* _TASK BRIEF_:
Each line that holds the word "University" should be returned.

(Stored entries)
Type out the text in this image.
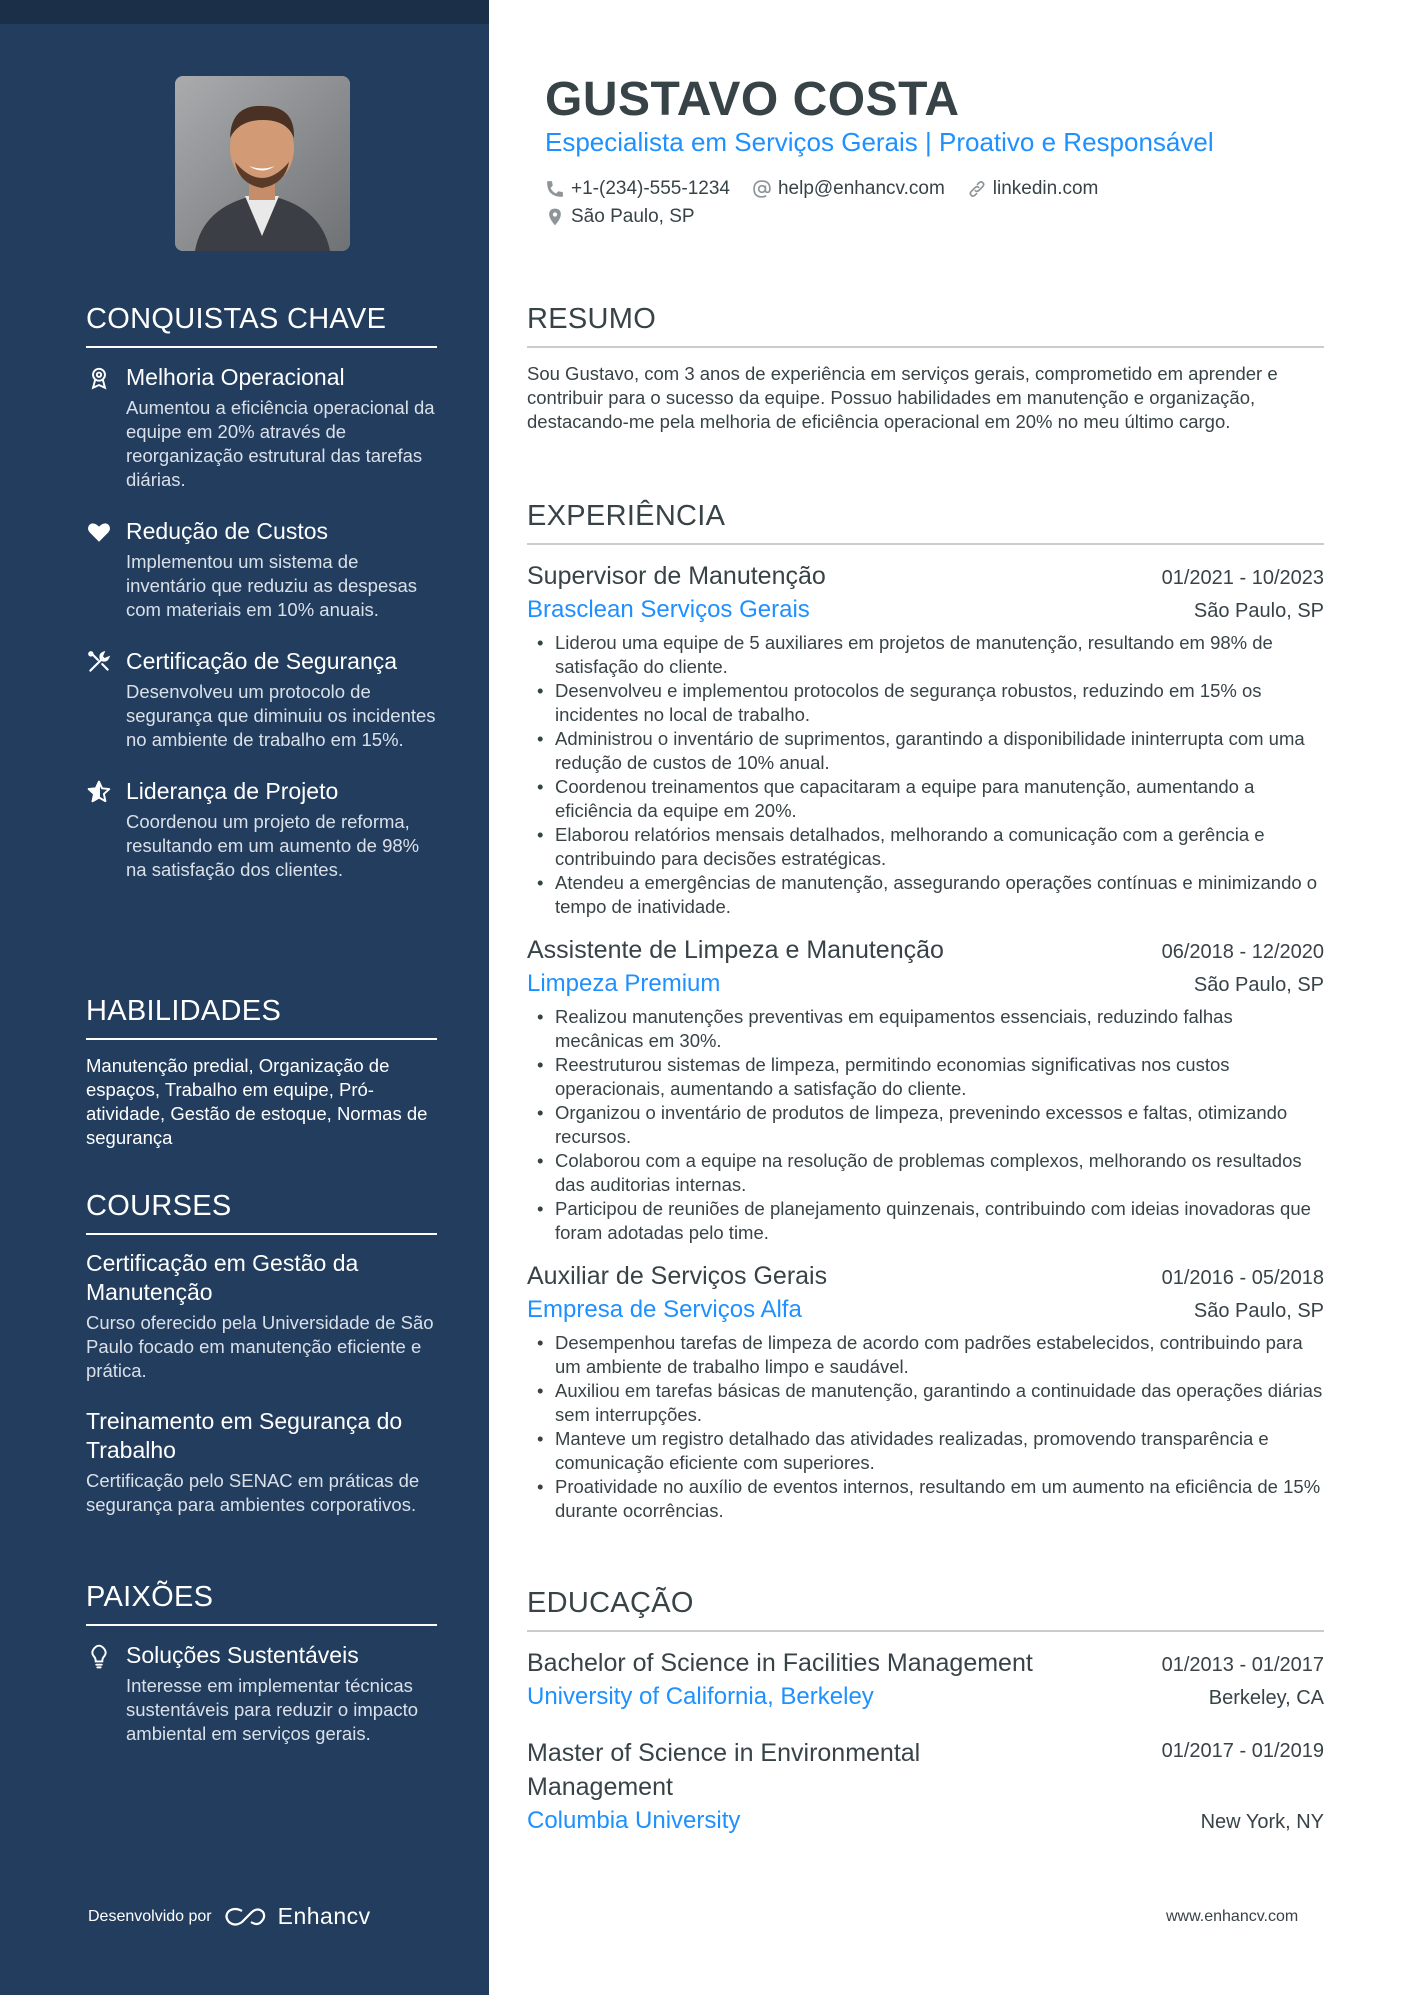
CONQUISTAS CHAVE
Melhoria Operacional
Aumentou a eficiência operacional da equipe em 20% através de reorganização estrutural das tarefas diárias.
Redução de Custos
Implementou um sistema de inventário que reduziu as despesas com materiais em 10% anuais.
Certificação de Segurança
Desenvolveu um protocolo de segurança que diminuiu os incidentes no ambiente de trabalho em 15%.
Liderança de Projeto
Coordenou um projeto de reforma, resultando em um aumento de 98% na satisfação dos clientes.
HABILIDADES
Manutenção predial, Organização de espaços, Trabalho em equipe, Pró-atividade, Gestão de estoque, Normas de segurança
COURSES
Certificação em Gestão da Manutenção
Curso oferecido pela Universidade de São Paulo focado em manutenção eficiente e prática.
Treinamento em Segurança do Trabalho
Certificação pelo SENAC em práticas de segurança para ambientes corporativos.
PAIXÕES
Soluções Sustentáveis
Interesse em implementar técnicas sustentáveis para reduzir o impacto ambiental em serviços gerais.
Desenvolvido por	Enhancv
GUSTAVO COSTA
Especialista em Serviços Gerais | Proativo e Responsável
+1-(234)-555-1234	help@enhancv.com	linkedin.com
São Paulo, SP
RESUMO
Sou Gustavo, com 3 anos de experiência em serviços gerais, comprometido em aprender e contribuir para o sucesso da equipe. Possuo habilidades em manutenção e organização, destacando-me pela melhoria de eficiência operacional em 20% no meu último cargo.
EXPERIÊNCIA
Supervisor de Manutenção	01/2021 - 10/2023
Brasclean Serviços Gerais	São Paulo, SP
• Liderou uma equipe de 5 auxiliares em projetos de manutenção, resultando em 98% de satisfação do cliente.
• Desenvolveu e implementou protocolos de segurança robustos, reduzindo em 15% os incidentes no local de trabalho.
• Administrou o inventário de suprimentos, garantindo a disponibilidade ininterrupta com uma redução de custos de 10% anual.
• Coordenou treinamentos que capacitaram a equipe para manutenção, aumentando a eficiência da equipe em 20%.
• Elaborou relatórios mensais detalhados, melhorando a comunicação com a gerência e contribuindo para decisões estratégicas.
• Atendeu a emergências de manutenção, assegurando operações contínuas e minimizando o tempo de inatividade.
Assistente de Limpeza e Manutenção	06/2018 - 12/2020
Limpeza Premium	São Paulo, SP
• Realizou manutenções preventivas em equipamentos essenciais, reduzindo falhas mecânicas em 30%.
• Reestruturou sistemas de limpeza, permitindo economias significativas nos custos operacionais, aumentando a satisfação do cliente.
• Organizou o inventário de produtos de limpeza, prevenindo excessos e faltas, otimizando recursos.
• Colaborou com a equipe na resolução de problemas complexos, melhorando os resultados das auditorias internas.
• Participou de reuniões de planejamento quinzenais, contribuindo com ideias inovadoras que foram adotadas pelo time.
Auxiliar de Serviços Gerais	01/2016 - 05/2018
Empresa de Serviços Alfa	São Paulo, SP
• Desempenhou tarefas de limpeza de acordo com padrões estabelecidos, contribuindo para um ambiente de trabalho limpo e saudável.
• Auxiliou em tarefas básicas de manutenção, garantindo a continuidade das operações diárias sem interrupções.
• Manteve um registro detalhado das atividades realizadas, promovendo transparência e comunicação eficiente com superiores.
• Proatividade no auxílio de eventos internos, resultando em um aumento na eficiência de 15% durante ocorrências.
EDUCAÇÃO
Bachelor of Science in Facilities Management	01/2013 - 01/2017
University of California, Berkeley	Berkeley, CA
Master of Science in Environmental Management
01/2017 - 01/2019
Columbia University	New York, NY
www.enhancv.com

* _OUTPUT FOR THIS TASK_:
University of California, Berkeley	Berkeley, CA
Columbia University	New York, NY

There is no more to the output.